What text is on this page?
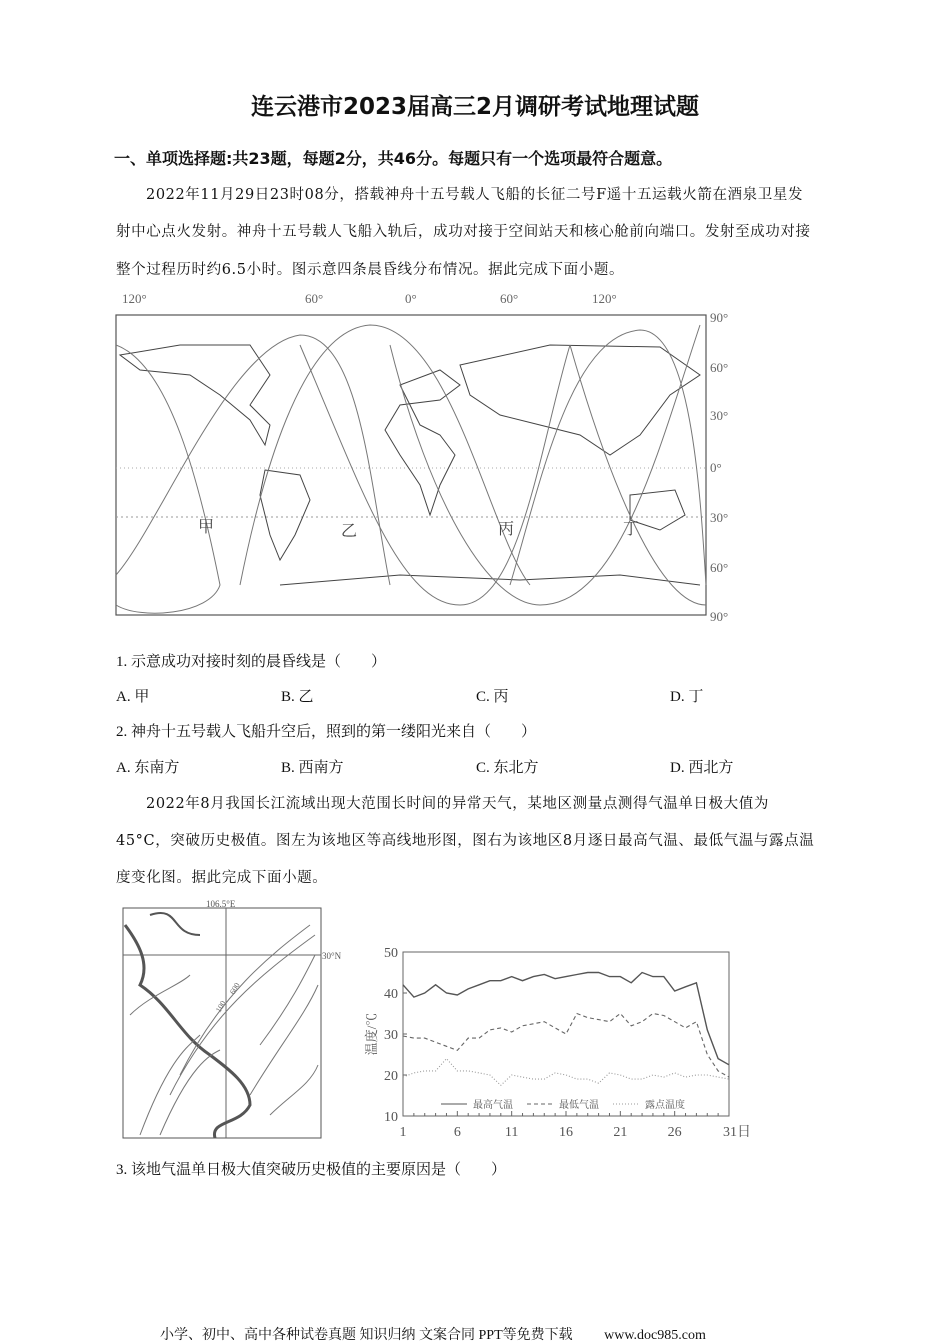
连云港市2023届高三2月调研考试地理试题
一、单项选择题:共23题，每题2分，共46分。每题只有一个选项最符合题意。
2022年11月29日23时08分，搭载神舟十五号载人飞船的长征二号F遥十五运载火箭在酒泉卫星发
射中心点火发射。神舟十五号载人飞船入轨后，成功对接于空间站天和核心舱前向端口。发射至成功对接
整个过程历时约6.5小时。图示意四条晨昏线分布情况。据此完成下面小题。
120°	60°	0°	60°	120°
90°
60°
30°
0°
30°
60°
90°
甲	乙	丙	丁
1. 示意成功对接时刻的晨昏线是（　　）
A. 甲	B. 乙	C. 丙	D. 丁
2. 神舟十五号载人飞船升空后，照到的第一缕阳光来自（　　）
A. 东南方	B. 西南方	C. 东北方	D. 西北方
2022年8月我国长江流域出现大范围长时间的异常天气，某地区测量点测得气温单日极大值为
45°C，突破历史极值。图左为该地区等高线地形图，图右为该地区8月逐日最高气温、最低气温与露点温
度变化图。据此完成下面小题。
106.5°E
30°N
100
600
10
20
30
40
50
1	6	11	16	21	26	31日
温度/℃
最高气温	最低气温	露点温度
3. 该地气温单日极大值突破历史极值的主要原因是（　　）
小学、初中、高中各种试卷真题 知识归纳 文案合同 PPT等免费下载 www.doc985.com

Work to do: Extract the full listing above verbatim; pictures are to be left out of the copy.

Answer for the task:
What text is on this page?
连云港市2023届高三2月调研考试地理试题
一、单项选择题:共23题，每题2分，共46分。每题只有一个选项最符合题意。
2022年11月29日23时08分，搭载神舟十五号载人飞船的长征二号F遥十五运载火箭在酒泉卫星发
射中心点火发射。神舟十五号载人飞船入轨后，成功对接于空间站天和核心舱前向端口。发射至成功对接
整个过程历时约6.5小时。图示意四条晨昏线分布情况。据此完成下面小题。
120°	60°	0°	60°	120°
90°
60°
30°
0°
30°
60°
90°
甲	乙	丙	丁
1. 示意成功对接时刻的晨昏线是（　　）
A. 甲	B. 乙	C. 丙	D. 丁
2. 神舟十五号载人飞船升空后，照到的第一缕阳光来自（　　）
A. 东南方	B. 西南方	C. 东北方	D. 西北方
2022年8月我国长江流域出现大范围长时间的异常天气，某地区测量点测得气温单日极大值为
45°C，突破历史极值。图左为该地区等高线地形图，图右为该地区8月逐日最高气温、最低气温与露点温
度变化图。据此完成下面小题。
106.5°E
30°N
100
600
10
20
30
40
50
1	6	11	16	21	26	31日
温度/℃
最高气温	最低气温	露点温度
3. 该地气温单日极大值突破历史极值的主要原因是（　　）
小学、初中、高中各种试卷真题 知识归纳 文案合同 PPT等免费下载 www.doc985.com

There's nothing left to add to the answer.